Task instructions
Output the data word for word, dropping every image.
++++++++++++++++++++
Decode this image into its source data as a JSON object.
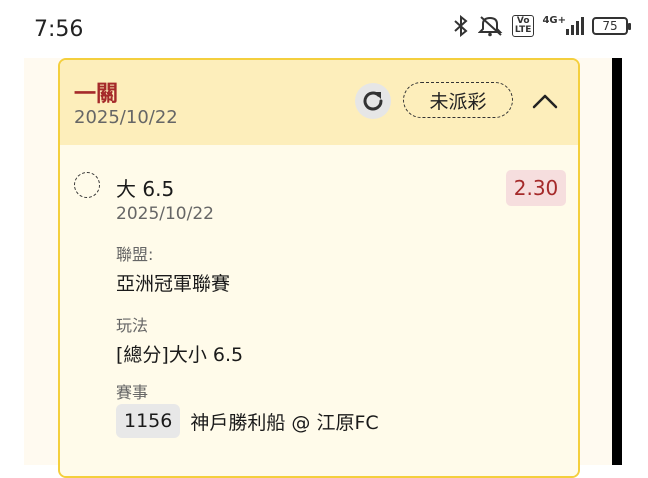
{
  "status_bar": {
    "time": "7:56",
    "network": "4G+",
    "volte_label": "Vo\nLTE",
    "battery": "75"
  },
  "card": {
    "bet_type": "一關",
    "date": "2025/10/22",
    "status_label": "未派彩",
    "selection": {
      "label": "大 6.5",
      "date": "2025/10/22",
      "odds": "2.30"
    },
    "league_label": "聯盟:",
    "league_value": "亞洲冠軍聯賽",
    "market_label": "玩法",
    "market_value": "[總分]大小 6.5",
    "event_label": "賽事",
    "event_id": "1156",
    "event_name": "神戶勝利船 @ 江原FC"
  },
  "colors": {
    "accent_border": "#f4cf3d",
    "header_bg": "#fdeebb",
    "bet_type": "#a52a2a",
    "odds_bg": "#f6dede"
  },
  "icons": [
    "bluetooth-icon",
    "mute-icon",
    "volte-icon",
    "signal-icon",
    "battery-icon",
    "refresh-icon",
    "chevron-up-icon",
    "radio-unchecked-icon"
  ]
}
++++++++++++++++++++
Result
Decode this image into its source data as a JSON object.
{
  "status_bar": {
    "time": "7:56",
    "network": "4G+",
    "volte_label": "Vo\nLTE",
    "battery": "75"
  },
  "card": {
    "bet_type": "一關",
    "date": "2025/10/22",
    "status_label": "未派彩",
    "selection": {
      "label": "大 6.5",
      "date": "2025/10/22",
      "odds": "2.30"
    },
    "league_label": "聯盟:",
    "league_value": "亞洲冠軍聯賽",
    "market_label": "玩法",
    "market_value": "[總分]大小 6.5",
    "event_label": "賽事",
    "event_id": "1156",
    "event_name": "神戶勝利船 @ 江原FC"
  },
  "colors": {
    "accent_border": "#f4cf3d",
    "header_bg": "#fdeebb",
    "bet_type": "#a52a2a",
    "odds_bg": "#f6dede"
  },
  "icons": [
    "bluetooth-icon",
    "mute-icon",
    "volte-icon",
    "signal-icon",
    "battery-icon",
    "refresh-icon",
    "chevron-up-icon",
    "radio-unchecked-icon"
  ]
}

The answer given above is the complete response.